* _What the exercise asks_
Take each line containing the word "labels" and copy it.

* _Records for processing_
>> Start
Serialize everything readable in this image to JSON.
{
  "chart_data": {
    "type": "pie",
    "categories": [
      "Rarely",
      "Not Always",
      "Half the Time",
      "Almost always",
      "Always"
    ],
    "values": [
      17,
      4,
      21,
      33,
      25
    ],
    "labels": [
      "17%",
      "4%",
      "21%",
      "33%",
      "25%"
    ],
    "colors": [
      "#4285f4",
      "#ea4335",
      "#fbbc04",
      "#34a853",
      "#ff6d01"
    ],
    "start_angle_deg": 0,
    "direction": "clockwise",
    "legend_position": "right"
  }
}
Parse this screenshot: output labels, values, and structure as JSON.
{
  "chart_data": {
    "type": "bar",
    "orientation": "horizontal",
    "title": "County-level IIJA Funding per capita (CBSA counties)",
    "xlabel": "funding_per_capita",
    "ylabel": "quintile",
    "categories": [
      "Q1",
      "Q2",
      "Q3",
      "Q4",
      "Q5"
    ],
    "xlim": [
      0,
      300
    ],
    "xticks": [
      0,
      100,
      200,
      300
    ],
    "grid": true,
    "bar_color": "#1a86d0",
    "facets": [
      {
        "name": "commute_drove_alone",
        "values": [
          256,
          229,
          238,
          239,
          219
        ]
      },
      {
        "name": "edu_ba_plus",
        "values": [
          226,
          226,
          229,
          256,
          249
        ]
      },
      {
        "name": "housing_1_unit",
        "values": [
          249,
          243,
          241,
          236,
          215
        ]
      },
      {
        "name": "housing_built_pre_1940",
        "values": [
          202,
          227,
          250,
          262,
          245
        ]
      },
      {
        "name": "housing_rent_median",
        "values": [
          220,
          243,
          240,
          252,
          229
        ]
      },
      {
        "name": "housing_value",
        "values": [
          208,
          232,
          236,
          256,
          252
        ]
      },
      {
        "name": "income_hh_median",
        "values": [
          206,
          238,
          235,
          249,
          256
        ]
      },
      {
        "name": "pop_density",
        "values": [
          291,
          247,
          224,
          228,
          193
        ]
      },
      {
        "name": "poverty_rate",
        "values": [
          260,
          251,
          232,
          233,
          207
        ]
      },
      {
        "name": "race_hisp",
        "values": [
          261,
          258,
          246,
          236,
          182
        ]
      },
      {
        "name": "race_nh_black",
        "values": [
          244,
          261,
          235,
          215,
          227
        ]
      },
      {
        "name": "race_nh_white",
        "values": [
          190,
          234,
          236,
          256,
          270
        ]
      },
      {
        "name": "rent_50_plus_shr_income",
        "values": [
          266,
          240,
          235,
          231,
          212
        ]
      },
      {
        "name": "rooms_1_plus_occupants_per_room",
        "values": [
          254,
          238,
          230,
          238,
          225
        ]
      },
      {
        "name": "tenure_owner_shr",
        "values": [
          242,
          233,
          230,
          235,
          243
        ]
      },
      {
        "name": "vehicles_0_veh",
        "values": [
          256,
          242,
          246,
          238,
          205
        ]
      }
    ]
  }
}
>> End
* _Exercise solution_
    "labels": [
Parse this screenshot: output labels, values, and structure as JSON.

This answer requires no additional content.